§ **Dataset records**
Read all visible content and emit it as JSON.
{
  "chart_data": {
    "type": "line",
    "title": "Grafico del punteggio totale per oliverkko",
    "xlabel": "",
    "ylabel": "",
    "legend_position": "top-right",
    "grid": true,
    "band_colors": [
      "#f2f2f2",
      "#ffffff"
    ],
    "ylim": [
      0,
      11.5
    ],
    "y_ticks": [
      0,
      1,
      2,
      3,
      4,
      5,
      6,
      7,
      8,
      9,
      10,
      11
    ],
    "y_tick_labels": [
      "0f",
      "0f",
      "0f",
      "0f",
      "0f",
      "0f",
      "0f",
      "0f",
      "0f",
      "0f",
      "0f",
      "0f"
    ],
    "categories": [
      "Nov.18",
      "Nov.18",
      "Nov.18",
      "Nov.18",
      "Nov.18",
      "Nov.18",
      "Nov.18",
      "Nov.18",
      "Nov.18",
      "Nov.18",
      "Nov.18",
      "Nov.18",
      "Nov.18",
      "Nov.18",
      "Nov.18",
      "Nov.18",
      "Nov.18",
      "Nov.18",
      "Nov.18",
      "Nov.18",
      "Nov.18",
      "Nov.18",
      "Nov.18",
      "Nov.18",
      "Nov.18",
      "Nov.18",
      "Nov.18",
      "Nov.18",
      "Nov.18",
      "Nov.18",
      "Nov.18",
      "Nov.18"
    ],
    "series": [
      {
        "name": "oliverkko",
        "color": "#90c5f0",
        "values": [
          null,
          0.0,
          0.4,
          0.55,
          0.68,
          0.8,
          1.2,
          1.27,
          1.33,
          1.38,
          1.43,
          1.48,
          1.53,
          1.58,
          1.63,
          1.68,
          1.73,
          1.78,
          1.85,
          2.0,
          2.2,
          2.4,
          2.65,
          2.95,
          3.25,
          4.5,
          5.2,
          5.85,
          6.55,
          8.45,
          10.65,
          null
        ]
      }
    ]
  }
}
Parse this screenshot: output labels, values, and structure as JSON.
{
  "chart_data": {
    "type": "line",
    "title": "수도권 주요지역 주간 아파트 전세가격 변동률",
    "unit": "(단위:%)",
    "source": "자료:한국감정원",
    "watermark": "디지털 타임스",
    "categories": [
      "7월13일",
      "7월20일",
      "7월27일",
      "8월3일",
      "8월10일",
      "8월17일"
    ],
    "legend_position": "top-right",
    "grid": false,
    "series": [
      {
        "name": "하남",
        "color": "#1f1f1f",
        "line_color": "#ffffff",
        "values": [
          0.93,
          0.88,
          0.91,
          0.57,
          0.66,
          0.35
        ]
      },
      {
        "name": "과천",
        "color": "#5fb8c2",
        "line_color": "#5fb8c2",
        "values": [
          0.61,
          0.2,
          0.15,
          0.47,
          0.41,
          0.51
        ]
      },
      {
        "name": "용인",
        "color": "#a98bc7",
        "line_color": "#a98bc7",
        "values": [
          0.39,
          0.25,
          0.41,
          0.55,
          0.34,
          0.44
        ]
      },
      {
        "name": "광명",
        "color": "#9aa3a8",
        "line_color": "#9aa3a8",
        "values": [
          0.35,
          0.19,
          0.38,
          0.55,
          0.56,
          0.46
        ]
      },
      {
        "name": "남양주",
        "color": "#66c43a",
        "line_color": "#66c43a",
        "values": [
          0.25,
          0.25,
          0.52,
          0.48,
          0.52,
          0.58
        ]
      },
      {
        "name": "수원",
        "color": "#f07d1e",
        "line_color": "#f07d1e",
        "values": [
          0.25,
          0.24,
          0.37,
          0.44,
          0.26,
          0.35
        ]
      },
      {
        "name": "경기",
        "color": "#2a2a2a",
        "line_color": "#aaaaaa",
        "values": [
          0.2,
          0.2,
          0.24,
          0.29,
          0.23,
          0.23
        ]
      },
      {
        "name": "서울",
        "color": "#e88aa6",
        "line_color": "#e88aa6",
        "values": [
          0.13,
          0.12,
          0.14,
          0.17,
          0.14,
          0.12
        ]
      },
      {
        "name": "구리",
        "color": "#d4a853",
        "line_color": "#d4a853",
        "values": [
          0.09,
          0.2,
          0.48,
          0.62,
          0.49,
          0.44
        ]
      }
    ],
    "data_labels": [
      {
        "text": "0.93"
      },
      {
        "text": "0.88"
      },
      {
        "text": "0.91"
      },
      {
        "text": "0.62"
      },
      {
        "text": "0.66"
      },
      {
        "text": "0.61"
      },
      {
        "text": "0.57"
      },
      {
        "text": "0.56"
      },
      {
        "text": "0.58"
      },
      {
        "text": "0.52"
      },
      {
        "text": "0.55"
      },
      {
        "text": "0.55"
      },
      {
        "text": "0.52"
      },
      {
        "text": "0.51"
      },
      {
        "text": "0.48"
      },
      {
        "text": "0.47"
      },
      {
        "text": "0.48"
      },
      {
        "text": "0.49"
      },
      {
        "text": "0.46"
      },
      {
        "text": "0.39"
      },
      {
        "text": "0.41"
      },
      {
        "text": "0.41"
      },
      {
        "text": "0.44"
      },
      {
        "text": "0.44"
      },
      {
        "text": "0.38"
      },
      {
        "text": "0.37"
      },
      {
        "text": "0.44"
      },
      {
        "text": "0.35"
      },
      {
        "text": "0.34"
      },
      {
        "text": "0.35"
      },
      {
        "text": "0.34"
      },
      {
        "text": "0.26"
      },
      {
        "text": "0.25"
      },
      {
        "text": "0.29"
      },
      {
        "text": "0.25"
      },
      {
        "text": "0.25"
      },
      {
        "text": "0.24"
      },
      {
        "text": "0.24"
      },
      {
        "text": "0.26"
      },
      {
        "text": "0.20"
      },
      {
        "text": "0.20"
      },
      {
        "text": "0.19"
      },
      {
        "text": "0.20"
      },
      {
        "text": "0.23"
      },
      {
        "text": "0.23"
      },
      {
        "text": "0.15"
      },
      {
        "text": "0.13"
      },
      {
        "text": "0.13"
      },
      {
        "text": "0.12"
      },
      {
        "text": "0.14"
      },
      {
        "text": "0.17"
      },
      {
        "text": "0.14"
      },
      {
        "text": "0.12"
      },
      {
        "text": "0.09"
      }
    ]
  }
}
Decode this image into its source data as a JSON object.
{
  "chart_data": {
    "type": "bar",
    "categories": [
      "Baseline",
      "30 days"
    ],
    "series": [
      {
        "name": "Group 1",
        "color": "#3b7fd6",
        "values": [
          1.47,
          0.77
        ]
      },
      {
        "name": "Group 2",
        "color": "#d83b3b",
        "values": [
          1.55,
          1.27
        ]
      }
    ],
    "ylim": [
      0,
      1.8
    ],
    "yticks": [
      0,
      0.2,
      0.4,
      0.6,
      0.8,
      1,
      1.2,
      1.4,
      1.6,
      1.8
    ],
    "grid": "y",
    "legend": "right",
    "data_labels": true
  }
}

§ **What this task involves**
Nothing should be changed: write out all of the data as is.

§ **Exercise result**
Read all visible content and emit it as JSON.
{
  "chart_data": {
    "type": "line",
    "title": "Grafico del punteggio totale per oliverkko",
    "xlabel": "",
    "ylabel": "",
    "legend_position": "top-right",
    "grid": true,
    "band_colors": [
      "#f2f2f2",
      "#ffffff"
    ],
    "ylim": [
      0,
      11.5
    ],
    "y_ticks": [
      0,
      1,
      2,
      3,
      4,
      5,
      6,
      7,
      8,
      9,
      10,
      11
    ],
    "y_tick_labels": [
      "0f",
      "0f",
      "0f",
      "0f",
      "0f",
      "0f",
      "0f",
      "0f",
      "0f",
      "0f",
      "0f",
      "0f"
    ],
    "categories": [
      "Nov.18",
      "Nov.18",
      "Nov.18",
      "Nov.18",
      "Nov.18",
      "Nov.18",
      "Nov.18",
      "Nov.18",
      "Nov.18",
      "Nov.18",
      "Nov.18",
      "Nov.18",
      "Nov.18",
      "Nov.18",
      "Nov.18",
      "Nov.18",
      "Nov.18",
      "Nov.18",
      "Nov.18",
      "Nov.18",
      "Nov.18",
      "Nov.18",
      "Nov.18",
      "Nov.18",
      "Nov.18",
      "Nov.18",
      "Nov.18",
      "Nov.18",
      "Nov.18",
      "Nov.18",
      "Nov.18",
      "Nov.18"
    ],
    "series": [
      {
        "name": "oliverkko",
        "color": "#90c5f0",
        "values": [
          null,
          0.0,
          0.4,
          0.55,
          0.68,
          0.8,
          1.2,
          1.27,
          1.33,
          1.38,
          1.43,
          1.48,
          1.53,
          1.58,
          1.63,
          1.68,
          1.73,
          1.78,
          1.85,
          2.0,
          2.2,
          2.4,
          2.65,
          2.95,
          3.25,
          4.5,
          5.2,
          5.85,
          6.55,
          8.45,
          10.65,
          null
        ]
      }
    ]
  }
}
Parse this screenshot: output labels, values, and structure as JSON.
{
  "chart_data": {
    "type": "line",
    "title": "수도권 주요지역 주간 아파트 전세가격 변동률",
    "unit": "(단위:%)",
    "source": "자료:한국감정원",
    "watermark": "디지털 타임스",
    "categories": [
      "7월13일",
      "7월20일",
      "7월27일",
      "8월3일",
      "8월10일",
      "8월17일"
    ],
    "legend_position": "top-right",
    "grid": false,
    "series": [
      {
        "name": "하남",
        "color": "#1f1f1f",
        "line_color": "#ffffff",
        "values": [
          0.93,
          0.88,
          0.91,
          0.57,
          0.66,
          0.35
        ]
      },
      {
        "name": "과천",
        "color": "#5fb8c2",
        "line_color": "#5fb8c2",
        "values": [
          0.61,
          0.2,
          0.15,
          0.47,
          0.41,
          0.51
        ]
      },
      {
        "name": "용인",
        "color": "#a98bc7",
        "line_color": "#a98bc7",
        "values": [
          0.39,
          0.25,
          0.41,
          0.55,
          0.34,
          0.44
        ]
      },
      {
        "name": "광명",
        "color": "#9aa3a8",
        "line_color": "#9aa3a8",
        "values": [
          0.35,
          0.19,
          0.38,
          0.55,
          0.56,
          0.46
        ]
      },
      {
        "name": "남양주",
        "color": "#66c43a",
        "line_color": "#66c43a",
        "values": [
          0.25,
          0.25,
          0.52,
          0.48,
          0.52,
          0.58
        ]
      },
      {
        "name": "수원",
        "color": "#f07d1e",
        "line_color": "#f07d1e",
        "values": [
          0.25,
          0.24,
          0.37,
          0.44,
          0.26,
          0.35
        ]
      },
      {
        "name": "경기",
        "color": "#2a2a2a",
        "line_color": "#aaaaaa",
        "values": [
          0.2,
          0.2,
          0.24,
          0.29,
          0.23,
          0.23
        ]
      },
      {
        "name": "서울",
        "color": "#e88aa6",
        "line_color": "#e88aa6",
        "values": [
          0.13,
          0.12,
          0.14,
          0.17,
          0.14,
          0.12
        ]
      },
      {
        "name": "구리",
        "color": "#d4a853",
        "line_color": "#d4a853",
        "values": [
          0.09,
          0.2,
          0.48,
          0.62,
          0.49,
          0.44
        ]
      }
    ],
    "data_labels": [
      {
        "text": "0.93"
      },
      {
        "text": "0.88"
      },
      {
        "text": "0.91"
      },
      {
        "text": "0.62"
      },
      {
        "text": "0.66"
      },
      {
        "text": "0.61"
      },
      {
        "text": "0.57"
      },
      {
        "text": "0.56"
      },
      {
        "text": "0.58"
      },
      {
        "text": "0.52"
      },
      {
        "text": "0.55"
      },
      {
        "text": "0.55"
      },
      {
        "text": "0.52"
      },
      {
        "text": "0.51"
      },
      {
        "text": "0.48"
      },
      {
        "text": "0.47"
      },
      {
        "text": "0.48"
      },
      {
        "text": "0.49"
      },
      {
        "text": "0.46"
      },
      {
        "text": "0.39"
      },
      {
        "text": "0.41"
      },
      {
        "text": "0.41"
      },
      {
        "text": "0.44"
      },
      {
        "text": "0.44"
      },
      {
        "text": "0.38"
      },
      {
        "text": "0.37"
      },
      {
        "text": "0.44"
      },
      {
        "text": "0.35"
      },
      {
        "text": "0.34"
      },
      {
        "text": "0.35"
      },
      {
        "text": "0.34"
      },
      {
        "text": "0.26"
      },
      {
        "text": "0.25"
      },
      {
        "text": "0.29"
      },
      {
        "text": "0.25"
      },
      {
        "text": "0.25"
      },
      {
        "text": "0.24"
      },
      {
        "text": "0.24"
      },
      {
        "text": "0.26"
      },
      {
        "text": "0.20"
      },
      {
        "text": "0.20"
      },
      {
        "text": "0.19"
      },
      {
        "text": "0.20"
      },
      {
        "text": "0.23"
      },
      {
        "text": "0.23"
      },
      {
        "text": "0.15"
      },
      {
        "text": "0.13"
      },
      {
        "text": "0.13"
      },
      {
        "text": "0.12"
      },
      {
        "text": "0.14"
      },
      {
        "text": "0.17"
      },
      {
        "text": "0.14"
      },
      {
        "text": "0.12"
      },
      {
        "text": "0.09"
      }
    ]
  }
}
Decode this image into its source data as a JSON object.
{
  "chart_data": {
    "type": "bar",
    "categories": [
      "Baseline",
      "30 days"
    ],
    "series": [
      {
        "name": "Group 1",
        "color": "#3b7fd6",
        "values": [
          1.47,
          0.77
        ]
      },
      {
        "name": "Group 2",
        "color": "#d83b3b",
        "values": [
          1.55,
          1.27
        ]
      }
    ],
    "ylim": [
      0,
      1.8
    ],
    "yticks": [
      0,
      0.2,
      0.4,
      0.6,
      0.8,
      1,
      1.2,
      1.4,
      1.6,
      1.8
    ],
    "grid": "y",
    "legend": "right",
    "data_labels": true
  }
}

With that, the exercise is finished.